▸ TASK INSTRUCTIONS
Render the entries from their start through the line containing "The backlight BL is at (397, 395).", both ends included, as a JSON list of strings with one string per line and blank lines left out.

** start of RECORDS SUPPLIED **

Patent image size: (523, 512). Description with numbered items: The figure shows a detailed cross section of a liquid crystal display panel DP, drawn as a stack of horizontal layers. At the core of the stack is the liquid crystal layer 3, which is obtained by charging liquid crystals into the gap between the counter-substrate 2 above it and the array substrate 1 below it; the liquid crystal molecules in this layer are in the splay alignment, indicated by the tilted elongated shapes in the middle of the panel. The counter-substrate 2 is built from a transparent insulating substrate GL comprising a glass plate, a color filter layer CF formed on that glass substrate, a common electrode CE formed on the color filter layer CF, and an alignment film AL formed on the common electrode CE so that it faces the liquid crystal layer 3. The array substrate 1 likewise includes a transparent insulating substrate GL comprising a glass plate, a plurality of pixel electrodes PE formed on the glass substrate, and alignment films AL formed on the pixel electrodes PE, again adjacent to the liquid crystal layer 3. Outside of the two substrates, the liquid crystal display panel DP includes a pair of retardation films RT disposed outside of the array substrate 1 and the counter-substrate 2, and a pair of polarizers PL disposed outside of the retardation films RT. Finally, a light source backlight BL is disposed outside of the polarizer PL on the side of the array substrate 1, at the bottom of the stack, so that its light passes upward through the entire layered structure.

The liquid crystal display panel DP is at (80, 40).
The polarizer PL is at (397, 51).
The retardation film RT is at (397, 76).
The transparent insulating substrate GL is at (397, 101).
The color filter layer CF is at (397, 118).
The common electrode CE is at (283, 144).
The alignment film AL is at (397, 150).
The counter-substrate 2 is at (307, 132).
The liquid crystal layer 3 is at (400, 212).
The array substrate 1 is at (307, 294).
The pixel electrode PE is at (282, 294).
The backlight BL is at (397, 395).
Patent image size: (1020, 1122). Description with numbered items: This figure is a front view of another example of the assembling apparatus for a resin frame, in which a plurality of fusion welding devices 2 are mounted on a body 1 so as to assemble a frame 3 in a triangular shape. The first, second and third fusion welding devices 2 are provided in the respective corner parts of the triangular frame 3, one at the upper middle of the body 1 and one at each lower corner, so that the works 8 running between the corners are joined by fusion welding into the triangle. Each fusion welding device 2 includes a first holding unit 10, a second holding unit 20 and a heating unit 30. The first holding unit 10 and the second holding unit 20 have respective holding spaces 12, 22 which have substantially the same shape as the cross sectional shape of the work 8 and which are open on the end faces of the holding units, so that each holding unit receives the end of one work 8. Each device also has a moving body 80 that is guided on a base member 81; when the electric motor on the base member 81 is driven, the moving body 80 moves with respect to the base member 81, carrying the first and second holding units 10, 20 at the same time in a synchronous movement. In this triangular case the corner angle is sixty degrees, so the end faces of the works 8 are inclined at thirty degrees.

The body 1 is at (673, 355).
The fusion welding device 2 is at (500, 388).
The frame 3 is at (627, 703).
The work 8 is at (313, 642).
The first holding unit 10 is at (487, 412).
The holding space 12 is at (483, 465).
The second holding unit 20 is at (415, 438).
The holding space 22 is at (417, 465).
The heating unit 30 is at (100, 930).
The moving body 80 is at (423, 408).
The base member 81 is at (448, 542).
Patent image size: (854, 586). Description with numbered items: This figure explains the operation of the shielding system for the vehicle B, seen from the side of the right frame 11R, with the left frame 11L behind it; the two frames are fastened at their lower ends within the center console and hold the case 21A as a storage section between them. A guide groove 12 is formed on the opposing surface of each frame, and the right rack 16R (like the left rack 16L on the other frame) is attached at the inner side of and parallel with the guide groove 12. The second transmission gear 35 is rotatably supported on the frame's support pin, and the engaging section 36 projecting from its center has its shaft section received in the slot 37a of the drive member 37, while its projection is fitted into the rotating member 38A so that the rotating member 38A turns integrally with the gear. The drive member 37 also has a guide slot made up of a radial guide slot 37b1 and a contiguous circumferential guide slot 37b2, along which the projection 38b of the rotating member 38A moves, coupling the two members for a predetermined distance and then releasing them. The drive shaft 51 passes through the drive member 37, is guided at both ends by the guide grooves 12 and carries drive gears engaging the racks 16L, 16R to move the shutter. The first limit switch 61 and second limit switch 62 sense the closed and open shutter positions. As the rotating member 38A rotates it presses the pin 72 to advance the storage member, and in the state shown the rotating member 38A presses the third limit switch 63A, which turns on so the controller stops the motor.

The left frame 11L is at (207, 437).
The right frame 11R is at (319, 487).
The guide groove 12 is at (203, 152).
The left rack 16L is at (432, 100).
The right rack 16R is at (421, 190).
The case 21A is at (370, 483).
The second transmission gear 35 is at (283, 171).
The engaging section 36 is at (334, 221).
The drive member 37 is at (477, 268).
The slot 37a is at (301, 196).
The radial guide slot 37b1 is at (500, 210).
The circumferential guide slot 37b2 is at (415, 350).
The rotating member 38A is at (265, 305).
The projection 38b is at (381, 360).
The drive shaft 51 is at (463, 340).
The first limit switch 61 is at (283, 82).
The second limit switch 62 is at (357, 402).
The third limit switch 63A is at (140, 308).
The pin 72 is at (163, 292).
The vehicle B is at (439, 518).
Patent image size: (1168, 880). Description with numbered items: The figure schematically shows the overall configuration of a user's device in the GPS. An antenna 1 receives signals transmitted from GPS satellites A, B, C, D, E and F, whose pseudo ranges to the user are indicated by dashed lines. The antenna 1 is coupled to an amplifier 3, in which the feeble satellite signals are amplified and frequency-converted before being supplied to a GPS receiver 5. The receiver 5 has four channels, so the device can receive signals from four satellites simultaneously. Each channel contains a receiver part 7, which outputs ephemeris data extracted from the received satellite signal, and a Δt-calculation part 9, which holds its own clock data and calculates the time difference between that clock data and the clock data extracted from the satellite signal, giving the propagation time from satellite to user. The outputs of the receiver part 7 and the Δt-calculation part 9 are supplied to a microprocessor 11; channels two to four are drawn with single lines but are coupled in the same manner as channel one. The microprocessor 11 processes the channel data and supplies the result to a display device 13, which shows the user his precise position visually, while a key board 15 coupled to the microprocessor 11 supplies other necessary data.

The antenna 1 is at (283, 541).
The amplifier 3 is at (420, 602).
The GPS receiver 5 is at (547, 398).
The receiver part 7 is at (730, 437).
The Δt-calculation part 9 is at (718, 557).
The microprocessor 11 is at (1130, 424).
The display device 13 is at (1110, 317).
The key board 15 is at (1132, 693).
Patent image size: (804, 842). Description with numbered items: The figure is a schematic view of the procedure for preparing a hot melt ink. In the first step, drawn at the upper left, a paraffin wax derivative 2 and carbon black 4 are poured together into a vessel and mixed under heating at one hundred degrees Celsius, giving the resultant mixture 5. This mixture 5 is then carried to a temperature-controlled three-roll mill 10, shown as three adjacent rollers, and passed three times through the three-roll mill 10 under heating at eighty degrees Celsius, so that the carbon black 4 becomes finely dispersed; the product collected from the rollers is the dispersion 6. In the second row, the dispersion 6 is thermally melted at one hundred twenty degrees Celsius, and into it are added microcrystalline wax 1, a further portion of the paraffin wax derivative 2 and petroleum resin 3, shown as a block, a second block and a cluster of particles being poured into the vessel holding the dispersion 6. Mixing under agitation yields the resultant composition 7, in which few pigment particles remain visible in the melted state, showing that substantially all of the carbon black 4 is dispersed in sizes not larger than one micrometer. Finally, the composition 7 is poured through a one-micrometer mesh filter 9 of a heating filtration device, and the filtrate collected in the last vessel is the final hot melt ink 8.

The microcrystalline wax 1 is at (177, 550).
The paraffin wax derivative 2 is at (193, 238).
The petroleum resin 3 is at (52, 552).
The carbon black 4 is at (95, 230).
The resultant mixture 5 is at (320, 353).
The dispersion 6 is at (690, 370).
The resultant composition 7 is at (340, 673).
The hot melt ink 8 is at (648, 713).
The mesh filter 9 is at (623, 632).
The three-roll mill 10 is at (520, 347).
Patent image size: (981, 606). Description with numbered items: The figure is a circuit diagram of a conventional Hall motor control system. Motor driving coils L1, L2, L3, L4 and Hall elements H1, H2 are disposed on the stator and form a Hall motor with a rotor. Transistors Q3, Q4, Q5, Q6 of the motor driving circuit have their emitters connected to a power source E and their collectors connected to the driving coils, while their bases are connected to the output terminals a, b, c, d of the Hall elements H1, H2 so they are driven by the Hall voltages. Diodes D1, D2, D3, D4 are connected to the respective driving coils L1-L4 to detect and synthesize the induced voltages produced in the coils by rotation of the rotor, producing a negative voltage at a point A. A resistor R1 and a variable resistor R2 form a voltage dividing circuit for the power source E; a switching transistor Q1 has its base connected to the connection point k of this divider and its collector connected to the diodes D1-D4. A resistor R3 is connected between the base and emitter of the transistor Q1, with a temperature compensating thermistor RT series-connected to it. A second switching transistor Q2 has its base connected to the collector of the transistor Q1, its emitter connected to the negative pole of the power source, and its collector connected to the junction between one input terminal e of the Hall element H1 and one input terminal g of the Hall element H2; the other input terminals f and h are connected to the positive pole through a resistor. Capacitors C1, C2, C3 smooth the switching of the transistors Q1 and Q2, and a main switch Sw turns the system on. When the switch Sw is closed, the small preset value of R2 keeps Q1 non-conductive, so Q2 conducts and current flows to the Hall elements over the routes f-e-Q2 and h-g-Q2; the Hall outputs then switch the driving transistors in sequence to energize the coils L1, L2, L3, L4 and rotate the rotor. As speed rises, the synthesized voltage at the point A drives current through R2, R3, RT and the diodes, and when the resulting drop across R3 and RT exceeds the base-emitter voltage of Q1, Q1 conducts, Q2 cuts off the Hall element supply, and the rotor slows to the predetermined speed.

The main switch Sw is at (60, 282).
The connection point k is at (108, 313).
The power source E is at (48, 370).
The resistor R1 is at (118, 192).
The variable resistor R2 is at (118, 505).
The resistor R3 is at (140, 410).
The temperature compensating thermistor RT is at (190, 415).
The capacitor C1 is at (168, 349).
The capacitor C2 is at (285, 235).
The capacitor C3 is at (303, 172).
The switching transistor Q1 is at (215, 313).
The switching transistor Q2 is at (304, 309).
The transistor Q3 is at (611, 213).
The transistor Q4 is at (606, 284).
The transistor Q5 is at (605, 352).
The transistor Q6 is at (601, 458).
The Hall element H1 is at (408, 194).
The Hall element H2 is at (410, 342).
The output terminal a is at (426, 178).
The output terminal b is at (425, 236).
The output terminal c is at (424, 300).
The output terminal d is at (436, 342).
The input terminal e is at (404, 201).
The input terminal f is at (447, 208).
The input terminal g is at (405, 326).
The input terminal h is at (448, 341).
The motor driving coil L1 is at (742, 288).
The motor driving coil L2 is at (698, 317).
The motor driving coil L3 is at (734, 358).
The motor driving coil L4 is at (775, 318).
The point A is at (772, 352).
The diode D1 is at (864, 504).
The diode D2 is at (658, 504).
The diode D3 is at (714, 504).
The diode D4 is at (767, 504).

** end of RECORDS SUPPLIED **

▸ WORKED SOLUTION
[
  "Patent image size: (523, 512). Description with numbered items: The figure shows a detailed cross section of a liquid crystal display panel DP, drawn as a stack of horizontal layers. At the core of the stack is the liquid crystal layer 3, which is obtained by charging liquid crystals into the gap between the counter-substrate 2 above it and the array substrate 1 below it; the liquid crystal molecules in this layer are in the splay alignment, indicated by the tilted elongated shapes in the middle of the panel. The counter-substrate 2 is built from a transparent insulating substrate GL comprising a glass plate, a color filter layer CF formed on that glass substrate, a common electrode CE formed on the color filter layer CF, and an alignment film AL formed on the common electrode CE so that it faces the liquid crystal layer 3. The array substrate 1 likewise includes a transparent insulating substrate GL comprising a glass plate, a plurality of pixel electrodes PE formed on the glass substrate, and alignment films AL formed on the pixel electrodes PE, again adjacent to the liquid crystal layer 3. Outside of the two substrates, the liquid crystal display panel DP includes a pair of retardation films RT disposed outside of the array substrate 1 and the counter-substrate 2, and a pair of polarizers PL disposed outside of the retardation films RT. Finally, a light source backlight BL is disposed outside of the polarizer PL on the side of the array substrate 1, at the bottom of the stack, so that its light passes upward through the entire layered structure.",
  "The liquid crystal display panel DP is at (80, 40).",
  "The polarizer PL is at (397, 51).",
  "The retardation film RT is at (397, 76).",
  "The transparent insulating substrate GL is at (397, 101).",
  "The color filter layer CF is at (397, 118).",
  "The common electrode CE is at (283, 144).",
  "The alignment film AL is at (397, 150).",
  "The counter-substrate 2 is at (307, 132).",
  "The liquid crystal layer 3 is at (400, 212).",
  "The array substrate 1 is at (307, 294).",
  "The pixel electrode PE is at (282, 294).",
  "The backlight BL is at (397, 395)."
]